→ STATED EXERCISE
Gather all lines from the material that contain the word "lock".

→ MATERIAL PROVIDED
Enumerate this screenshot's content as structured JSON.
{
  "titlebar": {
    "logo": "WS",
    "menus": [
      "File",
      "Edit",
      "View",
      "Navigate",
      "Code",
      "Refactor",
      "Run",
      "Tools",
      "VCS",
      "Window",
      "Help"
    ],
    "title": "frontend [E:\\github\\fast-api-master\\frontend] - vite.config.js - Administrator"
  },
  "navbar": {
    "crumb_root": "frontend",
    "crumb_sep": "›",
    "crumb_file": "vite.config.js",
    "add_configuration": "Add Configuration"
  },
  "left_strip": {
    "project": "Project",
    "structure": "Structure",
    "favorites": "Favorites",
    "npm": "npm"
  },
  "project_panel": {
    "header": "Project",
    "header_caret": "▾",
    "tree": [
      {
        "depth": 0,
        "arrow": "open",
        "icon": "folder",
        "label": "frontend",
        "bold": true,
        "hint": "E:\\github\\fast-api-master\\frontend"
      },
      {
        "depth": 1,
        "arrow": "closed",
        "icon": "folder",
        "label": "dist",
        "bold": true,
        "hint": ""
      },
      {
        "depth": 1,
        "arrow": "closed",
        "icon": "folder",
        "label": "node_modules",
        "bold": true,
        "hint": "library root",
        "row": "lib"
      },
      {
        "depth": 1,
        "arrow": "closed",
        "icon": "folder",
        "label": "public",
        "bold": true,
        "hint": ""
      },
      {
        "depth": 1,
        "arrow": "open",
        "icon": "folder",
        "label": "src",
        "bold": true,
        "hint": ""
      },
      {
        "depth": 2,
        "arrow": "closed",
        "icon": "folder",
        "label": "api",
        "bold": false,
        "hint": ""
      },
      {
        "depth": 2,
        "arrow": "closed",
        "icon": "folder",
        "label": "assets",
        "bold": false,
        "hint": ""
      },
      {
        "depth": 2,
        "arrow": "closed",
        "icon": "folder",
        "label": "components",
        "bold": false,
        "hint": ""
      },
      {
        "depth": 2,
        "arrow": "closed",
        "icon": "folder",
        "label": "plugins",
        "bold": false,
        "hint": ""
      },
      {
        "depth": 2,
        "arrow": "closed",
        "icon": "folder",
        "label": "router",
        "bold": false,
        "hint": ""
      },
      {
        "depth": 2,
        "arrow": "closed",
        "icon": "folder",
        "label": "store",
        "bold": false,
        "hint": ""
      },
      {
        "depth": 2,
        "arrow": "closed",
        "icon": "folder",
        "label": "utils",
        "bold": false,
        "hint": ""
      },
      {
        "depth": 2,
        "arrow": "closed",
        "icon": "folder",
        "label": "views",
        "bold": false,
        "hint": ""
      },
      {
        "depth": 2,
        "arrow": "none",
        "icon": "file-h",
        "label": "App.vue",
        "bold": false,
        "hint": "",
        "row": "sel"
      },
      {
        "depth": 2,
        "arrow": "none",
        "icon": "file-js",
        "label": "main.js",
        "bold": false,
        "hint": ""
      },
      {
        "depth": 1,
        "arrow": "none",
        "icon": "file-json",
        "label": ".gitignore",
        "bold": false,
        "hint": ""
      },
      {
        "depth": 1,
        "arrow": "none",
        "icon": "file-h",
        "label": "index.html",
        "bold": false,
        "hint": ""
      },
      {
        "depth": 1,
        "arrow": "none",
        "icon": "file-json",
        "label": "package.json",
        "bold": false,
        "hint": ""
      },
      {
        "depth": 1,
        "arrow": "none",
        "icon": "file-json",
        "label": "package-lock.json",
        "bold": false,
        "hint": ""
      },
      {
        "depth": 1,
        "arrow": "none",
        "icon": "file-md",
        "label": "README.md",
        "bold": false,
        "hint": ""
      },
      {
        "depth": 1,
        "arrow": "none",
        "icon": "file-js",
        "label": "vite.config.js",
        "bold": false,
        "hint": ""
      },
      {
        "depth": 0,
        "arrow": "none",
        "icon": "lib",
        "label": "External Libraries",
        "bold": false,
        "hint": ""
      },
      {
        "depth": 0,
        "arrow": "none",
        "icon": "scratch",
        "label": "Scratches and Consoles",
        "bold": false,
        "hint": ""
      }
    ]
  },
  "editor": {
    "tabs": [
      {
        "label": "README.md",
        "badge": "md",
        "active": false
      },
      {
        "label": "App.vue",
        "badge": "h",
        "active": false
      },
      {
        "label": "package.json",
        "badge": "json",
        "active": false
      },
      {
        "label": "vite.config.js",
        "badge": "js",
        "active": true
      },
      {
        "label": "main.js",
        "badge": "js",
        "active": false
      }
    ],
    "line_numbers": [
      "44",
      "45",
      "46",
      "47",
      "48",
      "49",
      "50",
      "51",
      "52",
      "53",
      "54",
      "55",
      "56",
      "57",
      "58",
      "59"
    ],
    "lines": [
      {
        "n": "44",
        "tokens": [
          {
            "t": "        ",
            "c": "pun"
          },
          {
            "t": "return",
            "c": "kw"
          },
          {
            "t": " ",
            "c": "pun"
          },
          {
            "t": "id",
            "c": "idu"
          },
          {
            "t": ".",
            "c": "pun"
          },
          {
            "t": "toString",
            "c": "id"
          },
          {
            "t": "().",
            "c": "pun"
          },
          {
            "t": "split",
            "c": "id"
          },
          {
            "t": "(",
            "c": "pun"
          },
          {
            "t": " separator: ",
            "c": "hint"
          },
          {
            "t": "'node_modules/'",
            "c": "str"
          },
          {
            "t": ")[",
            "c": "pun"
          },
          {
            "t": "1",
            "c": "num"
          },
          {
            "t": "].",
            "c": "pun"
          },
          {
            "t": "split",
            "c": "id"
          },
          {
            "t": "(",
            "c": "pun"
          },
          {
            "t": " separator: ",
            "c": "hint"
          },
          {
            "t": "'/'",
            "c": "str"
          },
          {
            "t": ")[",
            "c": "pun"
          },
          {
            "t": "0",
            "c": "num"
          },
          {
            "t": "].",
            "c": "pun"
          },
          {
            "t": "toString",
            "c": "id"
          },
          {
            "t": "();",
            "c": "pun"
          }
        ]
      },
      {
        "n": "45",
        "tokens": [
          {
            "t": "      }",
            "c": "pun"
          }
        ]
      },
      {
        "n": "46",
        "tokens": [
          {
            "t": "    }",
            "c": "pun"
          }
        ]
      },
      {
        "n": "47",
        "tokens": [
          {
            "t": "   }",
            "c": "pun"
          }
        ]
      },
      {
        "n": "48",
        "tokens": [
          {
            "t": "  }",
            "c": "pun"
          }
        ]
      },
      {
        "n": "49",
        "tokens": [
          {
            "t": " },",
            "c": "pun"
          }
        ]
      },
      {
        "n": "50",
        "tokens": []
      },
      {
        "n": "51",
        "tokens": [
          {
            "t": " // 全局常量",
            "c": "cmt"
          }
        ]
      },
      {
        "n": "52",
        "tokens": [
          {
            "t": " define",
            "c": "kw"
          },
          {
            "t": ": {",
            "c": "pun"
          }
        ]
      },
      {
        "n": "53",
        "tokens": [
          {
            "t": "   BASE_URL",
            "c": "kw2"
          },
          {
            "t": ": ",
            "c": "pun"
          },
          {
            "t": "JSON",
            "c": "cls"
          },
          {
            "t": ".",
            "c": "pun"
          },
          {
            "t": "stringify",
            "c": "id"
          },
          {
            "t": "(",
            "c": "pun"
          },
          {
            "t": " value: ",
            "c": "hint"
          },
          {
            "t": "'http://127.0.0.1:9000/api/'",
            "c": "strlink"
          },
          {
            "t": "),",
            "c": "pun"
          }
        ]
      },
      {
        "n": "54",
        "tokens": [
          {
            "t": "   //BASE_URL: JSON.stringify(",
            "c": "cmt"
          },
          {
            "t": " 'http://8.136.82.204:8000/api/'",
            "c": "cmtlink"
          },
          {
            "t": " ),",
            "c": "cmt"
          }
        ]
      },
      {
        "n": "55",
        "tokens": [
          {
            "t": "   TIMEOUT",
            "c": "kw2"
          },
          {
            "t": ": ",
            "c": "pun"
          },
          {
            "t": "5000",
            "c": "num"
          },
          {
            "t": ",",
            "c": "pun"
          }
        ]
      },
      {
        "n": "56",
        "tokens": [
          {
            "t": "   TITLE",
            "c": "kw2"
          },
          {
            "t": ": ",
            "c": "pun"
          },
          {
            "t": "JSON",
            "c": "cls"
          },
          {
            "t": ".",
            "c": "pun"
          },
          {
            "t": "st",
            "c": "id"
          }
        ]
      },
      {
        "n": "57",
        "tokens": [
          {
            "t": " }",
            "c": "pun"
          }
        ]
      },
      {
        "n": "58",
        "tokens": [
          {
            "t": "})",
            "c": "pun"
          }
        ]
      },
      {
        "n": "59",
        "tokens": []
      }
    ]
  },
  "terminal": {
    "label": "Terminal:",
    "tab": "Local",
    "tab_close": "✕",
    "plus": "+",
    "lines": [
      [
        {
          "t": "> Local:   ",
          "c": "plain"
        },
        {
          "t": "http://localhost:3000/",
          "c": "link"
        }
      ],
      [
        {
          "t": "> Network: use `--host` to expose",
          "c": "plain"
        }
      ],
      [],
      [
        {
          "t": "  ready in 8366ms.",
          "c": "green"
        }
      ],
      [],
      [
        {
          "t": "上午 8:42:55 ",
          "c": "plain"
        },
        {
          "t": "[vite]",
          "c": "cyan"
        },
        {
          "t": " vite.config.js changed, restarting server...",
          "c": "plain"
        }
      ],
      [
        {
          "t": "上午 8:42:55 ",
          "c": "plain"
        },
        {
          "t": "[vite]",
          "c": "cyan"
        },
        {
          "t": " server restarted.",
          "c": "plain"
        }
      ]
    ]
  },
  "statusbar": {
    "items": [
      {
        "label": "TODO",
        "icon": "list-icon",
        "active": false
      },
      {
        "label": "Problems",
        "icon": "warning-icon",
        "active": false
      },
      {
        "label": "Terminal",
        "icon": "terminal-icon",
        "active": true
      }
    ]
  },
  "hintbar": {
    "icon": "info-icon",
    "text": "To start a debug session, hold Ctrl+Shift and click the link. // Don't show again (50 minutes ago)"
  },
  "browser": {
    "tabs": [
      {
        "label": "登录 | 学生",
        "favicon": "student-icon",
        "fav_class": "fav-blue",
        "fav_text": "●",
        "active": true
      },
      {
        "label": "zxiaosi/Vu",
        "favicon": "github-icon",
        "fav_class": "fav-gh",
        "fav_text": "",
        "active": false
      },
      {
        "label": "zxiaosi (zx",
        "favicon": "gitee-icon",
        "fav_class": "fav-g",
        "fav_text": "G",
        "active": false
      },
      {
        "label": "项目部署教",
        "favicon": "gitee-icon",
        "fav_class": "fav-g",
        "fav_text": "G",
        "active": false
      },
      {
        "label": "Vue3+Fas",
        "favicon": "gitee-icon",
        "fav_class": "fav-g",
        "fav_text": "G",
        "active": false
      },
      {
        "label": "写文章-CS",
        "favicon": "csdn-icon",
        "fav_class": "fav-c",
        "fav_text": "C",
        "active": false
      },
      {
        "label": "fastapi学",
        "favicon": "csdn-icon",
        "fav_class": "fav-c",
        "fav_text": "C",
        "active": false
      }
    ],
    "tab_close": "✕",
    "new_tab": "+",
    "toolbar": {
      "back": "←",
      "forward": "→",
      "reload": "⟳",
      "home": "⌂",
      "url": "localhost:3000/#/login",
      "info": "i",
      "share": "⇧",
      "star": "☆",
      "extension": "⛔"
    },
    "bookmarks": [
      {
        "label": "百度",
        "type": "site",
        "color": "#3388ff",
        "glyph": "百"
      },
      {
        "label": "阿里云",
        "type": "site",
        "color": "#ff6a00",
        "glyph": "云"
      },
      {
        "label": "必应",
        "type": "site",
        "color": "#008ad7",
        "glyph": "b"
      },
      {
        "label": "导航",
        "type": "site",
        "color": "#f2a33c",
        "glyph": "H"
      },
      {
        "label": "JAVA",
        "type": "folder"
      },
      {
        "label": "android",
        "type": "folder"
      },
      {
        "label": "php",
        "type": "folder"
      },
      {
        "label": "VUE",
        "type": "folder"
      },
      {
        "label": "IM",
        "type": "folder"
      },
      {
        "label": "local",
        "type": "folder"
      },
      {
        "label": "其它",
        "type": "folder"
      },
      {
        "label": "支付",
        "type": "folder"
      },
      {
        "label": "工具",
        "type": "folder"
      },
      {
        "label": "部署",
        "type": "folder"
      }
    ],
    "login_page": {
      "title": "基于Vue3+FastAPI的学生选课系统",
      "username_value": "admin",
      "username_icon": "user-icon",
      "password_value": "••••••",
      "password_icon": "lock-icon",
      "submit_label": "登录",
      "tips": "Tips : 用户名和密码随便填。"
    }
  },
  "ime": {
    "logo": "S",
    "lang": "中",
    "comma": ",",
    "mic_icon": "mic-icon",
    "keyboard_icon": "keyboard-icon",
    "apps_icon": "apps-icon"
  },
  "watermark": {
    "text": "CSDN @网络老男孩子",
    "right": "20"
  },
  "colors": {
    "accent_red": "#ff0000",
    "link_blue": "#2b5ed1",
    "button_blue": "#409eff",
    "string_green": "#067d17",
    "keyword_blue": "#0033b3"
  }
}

→ RESPONSE TO THE EXERCISE
        "label": "package-lock.json",
      "password_icon": "lock-icon",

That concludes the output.